#### SOURCE EXCERPT:
Eucalyptus私有云 -- 参考架构(小型开发测试云)
小型开发测试云参考架构
The purpose of this document is to provide a reference architecture which describes the physical resource (server, network, storage), Eucalyptus software topology and configuration, and data center management facility requirements for constructing and maintaining a production private cloud deployment.
This reference architecture is specifically for users who require a production private cloud environment composed of a relatively small set of commodity hardware components, and for which the ultimate size of the deployment is limited to the capacity described later in the document. If the target deployment is one that will need to scale to accommodate more capacity in the future, the Dev/Test (Large) reference architecture should be used, instead. 这个参考架构的优点在于:
- 价格低廉,只需要少量的服务器、网络和存储设备
- 提供了一个高速、稳定的自助开发测试环境
- 仅包含少量独立组件,降低系统监控和管理开销
This document is intended for readers who have familiarized themselves with AWS terminology, the Eucalyptus Installation/Admin/User guides, and have experience implementing production data center solutions based upon Linux environments.
系统架构
如下两个图例显示了本参考架构中服务器、网络、Eucalyptus各个组件之间的逻辑关系和物理关系。
应用场景:开发测试
This particular reference architecture is intended to implement a private cloud for a dev/test use case. For dev/test, there are a variety of virtual machines used as development environments (dev) as well as virtual machines that are instantiated in order to perform efficient testing from a known environment (test).
Design Considerations
For the dev/test use case, so called ‘dev’ virtual machine servers (instances) are expected to have short to medium lifetimes, while ‘test’ instances are expected to have relatively short lifetimes. Generally, this architecture is intended to provide fast self-service instantiation of development environments, followed by instatiation of test environments against newly developed software that was produced as a result of development work. Under this type of general workflow, static data (data that needs to persist beyond the lifetimes of instantiated virtual machines) should be identified and de-coupled from the instances themselves as much as possible, resulting in low to medium usage of the static data storage facilities of Eucalyptus. Boot from EBS (bfEBS) instances are expected to be rarely utilized in deployments based on this architecture. However, the deployment does support limited use of bfEBS. If, for example, certain necessary servers that rely on static data are required to be available to service the needs of the other more transient dev/test environments, these would be candidates for use as bfEBS instances.

#### WHAT IS ASKED:
1 > According to the reference architecture excerpt, under what circumstances should the Dev/Test (Large) reference architecture be used instead, and why? Answer in one to three sentences.
2 > Rewrite the paragraph of the reference architecture excerpt beginning "For the dev/test use case, so called" as a bulleted list, keeping its main facts.
3 > For each statement, say whether it agrees with the reference architecture excerpt, answering yes or no and quoting the deciding words: (a) The document is intended for readers familiar with AWS terminology. (b) Boot from EBS instances are expected to be used heavily in this architecture. (c) 'Test' instances are expected to have long lifetimes.
The entries that come next have no connection to the reference architecture excerpt.

#### DATA SUPPLIED:

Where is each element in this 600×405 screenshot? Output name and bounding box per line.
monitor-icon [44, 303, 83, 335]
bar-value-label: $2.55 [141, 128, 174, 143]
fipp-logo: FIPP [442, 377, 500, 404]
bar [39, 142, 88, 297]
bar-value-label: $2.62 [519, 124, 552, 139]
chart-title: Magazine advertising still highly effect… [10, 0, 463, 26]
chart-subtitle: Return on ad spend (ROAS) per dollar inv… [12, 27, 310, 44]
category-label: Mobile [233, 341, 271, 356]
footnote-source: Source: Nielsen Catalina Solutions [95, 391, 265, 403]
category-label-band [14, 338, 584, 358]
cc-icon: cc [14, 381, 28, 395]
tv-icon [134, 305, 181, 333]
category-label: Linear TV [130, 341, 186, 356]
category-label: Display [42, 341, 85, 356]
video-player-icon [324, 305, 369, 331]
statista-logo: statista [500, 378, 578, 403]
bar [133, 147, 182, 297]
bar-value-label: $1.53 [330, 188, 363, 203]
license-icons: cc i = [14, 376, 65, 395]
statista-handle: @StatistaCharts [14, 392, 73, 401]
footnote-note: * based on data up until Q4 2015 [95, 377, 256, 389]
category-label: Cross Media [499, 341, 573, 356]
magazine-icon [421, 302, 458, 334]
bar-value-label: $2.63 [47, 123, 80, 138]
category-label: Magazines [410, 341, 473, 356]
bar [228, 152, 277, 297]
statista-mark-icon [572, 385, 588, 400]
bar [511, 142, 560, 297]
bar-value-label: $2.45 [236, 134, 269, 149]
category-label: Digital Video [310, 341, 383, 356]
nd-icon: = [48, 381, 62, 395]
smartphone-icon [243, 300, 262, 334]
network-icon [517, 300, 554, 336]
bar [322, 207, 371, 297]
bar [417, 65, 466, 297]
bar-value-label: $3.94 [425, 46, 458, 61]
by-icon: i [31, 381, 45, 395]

#### ANSWERS IN ORDER:
1 > The Dev/Test (Large) reference architecture should be used when the target deployment will need to scale to accommodate more capacity in the future. This is because the small architecture is meant for deployments whose ultimate size is limited to the capacity described later in the document.

2 >
- 'Dev' instances are expected to have short to medium lifetimes, and 'test' instances relatively short lifetimes.
- The architecture is meant to provide fast self-service creation of development environments, followed by test environments for the newly developed software.
- Static data, meaning data that must persist beyond the lifetimes of instances, should be identified and decoupled from the instances as much as possible.
- As a result, usage of Eucalyptus static data storage is low to medium.
- Boot from EBS (bfEBS) instances are expected to be rarely used, though limited use is supported.
- Servers that rely on static data and must stay available to serve the more transient dev/test environments are candidates for bfEBS.

3 >
(a) Yes: "This document is intended for readers who have familiarized themselves with AWS terminology"
(b) No: "Boot from EBS (bfEBS) instances are expected to be rarely utilized in deployments based on this architecture."
(c) No: "while ‘test’ instances are expected to have relatively short lifetimes"